*Entries from a visual dataset*
-- start --
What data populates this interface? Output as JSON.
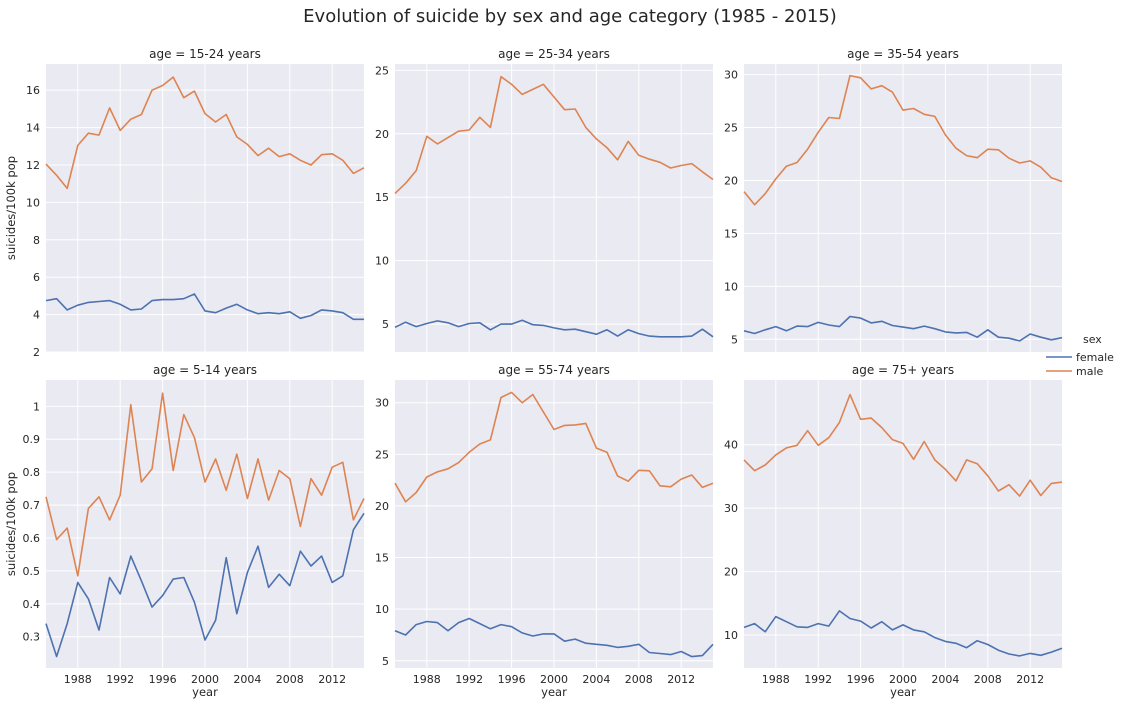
{
  "title": "Evolution of suicide by sex and age category (1985 - 2015)",
  "legend": {
    "title": "sex",
    "placement": "right",
    "entries": [
      {
        "name": "female",
        "color": "#4c72b0"
      },
      {
        "name": "male",
        "color": "#dd8452"
      }
    ]
  },
  "chart_data": [
    {
      "type": "line",
      "title": "age = 15-24 years",
      "xlabel": "",
      "ylabel": "suicides/100k pop",
      "xlim": [
        1985,
        2015
      ],
      "ylim": [
        2,
        17.4
      ],
      "yticks": [
        2,
        4,
        6,
        8,
        10,
        12,
        14,
        16
      ],
      "xticks": [
        1988,
        1992,
        1996,
        2000,
        2004,
        2008,
        2012
      ],
      "show_xticklabels": false,
      "x": [
        1985,
        1986,
        1987,
        1988,
        1989,
        1990,
        1991,
        1992,
        1993,
        1994,
        1995,
        1996,
        1997,
        1998,
        1999,
        2000,
        2001,
        2002,
        2003,
        2004,
        2005,
        2006,
        2007,
        2008,
        2009,
        2010,
        2011,
        2012,
        2013,
        2014,
        2015
      ],
      "series": [
        {
          "name": "female",
          "values": [
            4.75,
            4.85,
            4.25,
            4.5,
            4.65,
            4.7,
            4.75,
            4.55,
            4.25,
            4.3,
            4.75,
            4.8,
            4.8,
            4.85,
            5.1,
            4.2,
            4.1,
            4.35,
            4.55,
            4.25,
            4.05,
            4.1,
            4.05,
            4.15,
            3.8,
            3.95,
            4.25,
            4.2,
            4.1,
            3.75,
            3.75
          ]
        },
        {
          "name": "male",
          "values": [
            12.05,
            11.45,
            10.75,
            13.05,
            13.7,
            13.6,
            15.05,
            13.85,
            14.45,
            14.7,
            16.0,
            16.25,
            16.7,
            15.6,
            15.95,
            14.75,
            14.3,
            14.7,
            13.5,
            13.1,
            12.5,
            12.9,
            12.45,
            12.6,
            12.25,
            12.0,
            12.55,
            12.6,
            12.25,
            11.55,
            11.85
          ]
        }
      ]
    },
    {
      "type": "line",
      "title": "age = 25-34 years",
      "xlabel": "",
      "ylabel": "",
      "xlim": [
        1985,
        2015
      ],
      "ylim": [
        2.8,
        25.5
      ],
      "yticks": [
        5,
        10,
        15,
        20,
        25
      ],
      "xticks": [
        1988,
        1992,
        1996,
        2000,
        2004,
        2008,
        2012
      ],
      "show_xticklabels": false,
      "x": [
        1985,
        1986,
        1987,
        1988,
        1989,
        1990,
        1991,
        1992,
        1993,
        1994,
        1995,
        1996,
        1997,
        1998,
        1999,
        2000,
        2001,
        2002,
        2003,
        2004,
        2005,
        2006,
        2007,
        2008,
        2009,
        2010,
        2011,
        2012,
        2013,
        2014,
        2015
      ],
      "series": [
        {
          "name": "female",
          "values": [
            4.75,
            5.15,
            4.8,
            5.05,
            5.25,
            5.1,
            4.8,
            5.05,
            5.1,
            4.55,
            5.0,
            5.0,
            5.3,
            4.95,
            4.9,
            4.7,
            4.55,
            4.6,
            4.4,
            4.2,
            4.55,
            4.05,
            4.55,
            4.25,
            4.05,
            4.0,
            4.0,
            4.0,
            4.05,
            4.6,
            4.0
          ]
        },
        {
          "name": "male",
          "values": [
            15.3,
            16.1,
            17.1,
            19.8,
            19.2,
            19.7,
            20.2,
            20.3,
            21.3,
            20.5,
            24.5,
            23.9,
            23.1,
            23.5,
            23.9,
            22.9,
            21.9,
            21.95,
            20.5,
            19.6,
            18.9,
            17.95,
            19.4,
            18.3,
            18.0,
            17.75,
            17.3,
            17.5,
            17.65,
            17.0,
            16.4
          ]
        }
      ]
    },
    {
      "type": "line",
      "title": "age = 35-54 years",
      "xlabel": "",
      "ylabel": "",
      "xlim": [
        1985,
        2015
      ],
      "ylim": [
        3.8,
        31.0
      ],
      "yticks": [
        5,
        10,
        15,
        20,
        25,
        30
      ],
      "xticks": [
        1988,
        1992,
        1996,
        2000,
        2004,
        2008,
        2012
      ],
      "show_xticklabels": false,
      "x": [
        1985,
        1986,
        1987,
        1988,
        1989,
        1990,
        1991,
        1992,
        1993,
        1994,
        1995,
        1996,
        1997,
        1998,
        1999,
        2000,
        2001,
        2002,
        2003,
        2004,
        2005,
        2006,
        2007,
        2008,
        2009,
        2010,
        2011,
        2012,
        2013,
        2014,
        2015
      ],
      "series": [
        {
          "name": "female",
          "values": [
            5.8,
            5.55,
            5.9,
            6.2,
            5.8,
            6.25,
            6.2,
            6.6,
            6.35,
            6.2,
            7.15,
            7.0,
            6.55,
            6.7,
            6.3,
            6.15,
            6.0,
            6.25,
            6.0,
            5.7,
            5.6,
            5.65,
            5.2,
            5.9,
            5.2,
            5.1,
            4.85,
            5.5,
            5.2,
            4.95,
            5.15
          ]
        },
        {
          "name": "male",
          "values": [
            18.95,
            17.7,
            18.75,
            20.15,
            21.35,
            21.7,
            22.95,
            24.55,
            25.95,
            25.85,
            29.9,
            29.7,
            28.65,
            28.95,
            28.35,
            26.65,
            26.8,
            26.25,
            26.05,
            24.3,
            23.05,
            22.35,
            22.15,
            22.95,
            22.9,
            22.1,
            21.65,
            21.85,
            21.25,
            20.25,
            19.9
          ]
        }
      ]
    },
    {
      "type": "line",
      "title": "age = 5-14 years",
      "xlabel": "year",
      "ylabel": "suicides/100k pop",
      "xlim": [
        1985,
        2015
      ],
      "ylim": [
        0.205,
        1.08
      ],
      "yticks": [
        0.3,
        0.4,
        0.5,
        0.6,
        0.7,
        0.8,
        0.9,
        1.0
      ],
      "xticks": [
        1988,
        1992,
        1996,
        2000,
        2004,
        2008,
        2012
      ],
      "show_xticklabels": true,
      "x": [
        1985,
        1986,
        1987,
        1988,
        1989,
        1990,
        1991,
        1992,
        1993,
        1994,
        1995,
        1996,
        1997,
        1998,
        1999,
        2000,
        2001,
        2002,
        2003,
        2004,
        2005,
        2006,
        2007,
        2008,
        2009,
        2010,
        2011,
        2012,
        2013,
        2014,
        2015
      ],
      "series": [
        {
          "name": "female",
          "values": [
            0.34,
            0.24,
            0.34,
            0.465,
            0.415,
            0.32,
            0.48,
            0.43,
            0.545,
            0.47,
            0.39,
            0.425,
            0.475,
            0.48,
            0.405,
            0.29,
            0.35,
            0.54,
            0.37,
            0.495,
            0.575,
            0.45,
            0.49,
            0.455,
            0.56,
            0.515,
            0.545,
            0.465,
            0.485,
            0.625,
            0.675
          ]
        },
        {
          "name": "male",
          "values": [
            0.725,
            0.595,
            0.63,
            0.485,
            0.69,
            0.725,
            0.655,
            0.73,
            1.005,
            0.77,
            0.81,
            1.04,
            0.805,
            0.975,
            0.905,
            0.77,
            0.84,
            0.745,
            0.855,
            0.72,
            0.84,
            0.715,
            0.805,
            0.78,
            0.635,
            0.78,
            0.73,
            0.815,
            0.83,
            0.655,
            0.72
          ]
        }
      ]
    },
    {
      "type": "line",
      "title": "age = 55-74 years",
      "xlabel": "year",
      "ylabel": "",
      "xlim": [
        1985,
        2015
      ],
      "ylim": [
        4.3,
        32.2
      ],
      "yticks": [
        5,
        10,
        15,
        20,
        25,
        30
      ],
      "xticks": [
        1988,
        1992,
        1996,
        2000,
        2004,
        2008,
        2012
      ],
      "show_xticklabels": true,
      "x": [
        1985,
        1986,
        1987,
        1988,
        1989,
        1990,
        1991,
        1992,
        1993,
        1994,
        1995,
        1996,
        1997,
        1998,
        1999,
        2000,
        2001,
        2002,
        2003,
        2004,
        2005,
        2006,
        2007,
        2008,
        2009,
        2010,
        2011,
        2012,
        2013,
        2014,
        2015
      ],
      "series": [
        {
          "name": "female",
          "values": [
            7.9,
            7.5,
            8.5,
            8.8,
            8.7,
            7.9,
            8.7,
            9.1,
            8.6,
            8.1,
            8.5,
            8.3,
            7.7,
            7.4,
            7.6,
            7.6,
            6.9,
            7.1,
            6.7,
            6.6,
            6.5,
            6.3,
            6.4,
            6.6,
            5.8,
            5.7,
            5.6,
            5.9,
            5.4,
            5.5,
            6.6
          ]
        },
        {
          "name": "male",
          "values": [
            22.2,
            20.4,
            21.3,
            22.8,
            23.3,
            23.6,
            24.2,
            25.2,
            26.0,
            26.4,
            30.5,
            31.0,
            30.0,
            30.8,
            29.1,
            27.4,
            27.8,
            27.85,
            28.0,
            25.6,
            25.2,
            22.9,
            22.4,
            23.45,
            23.4,
            21.95,
            21.85,
            22.6,
            23.0,
            21.8,
            22.2
          ]
        }
      ]
    },
    {
      "type": "line",
      "title": "age = 75+ years",
      "xlabel": "year",
      "ylabel": "",
      "xlim": [
        1985,
        2015
      ],
      "ylim": [
        4.8,
        50.2
      ],
      "yticks": [
        10,
        20,
        30,
        40
      ],
      "xticks": [
        1988,
        1992,
        1996,
        2000,
        2004,
        2008,
        2012
      ],
      "show_xticklabels": true,
      "x": [
        1985,
        1986,
        1987,
        1988,
        1989,
        1990,
        1991,
        1992,
        1993,
        1994,
        1995,
        1996,
        1997,
        1998,
        1999,
        2000,
        2001,
        2002,
        2003,
        2004,
        2005,
        2006,
        2007,
        2008,
        2009,
        2010,
        2011,
        2012,
        2013,
        2014,
        2015
      ],
      "series": [
        {
          "name": "female",
          "values": [
            11.2,
            11.8,
            10.5,
            12.9,
            12.1,
            11.3,
            11.2,
            11.8,
            11.4,
            13.8,
            12.6,
            12.2,
            11.1,
            12.1,
            10.8,
            11.6,
            10.8,
            10.5,
            9.6,
            9.0,
            8.7,
            8.0,
            9.1,
            8.5,
            7.6,
            7.0,
            6.7,
            7.1,
            6.8,
            7.3,
            7.9
          ]
        },
        {
          "name": "male",
          "values": [
            37.6,
            35.9,
            36.8,
            38.4,
            39.5,
            39.9,
            42.2,
            39.9,
            41.1,
            43.5,
            47.9,
            44.0,
            44.2,
            42.7,
            40.8,
            40.2,
            37.7,
            40.5,
            37.6,
            36.1,
            34.3,
            37.6,
            37.0,
            35.1,
            32.7,
            33.7,
            31.9,
            34.4,
            32.0,
            33.9,
            34.1
          ]
        }
      ]
    }
  ]
}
-- end --
*OBJECTIVE*
How many lines in the listing contain "title"? Answer with the number alone.

*WRITTEN RESPONSE*
8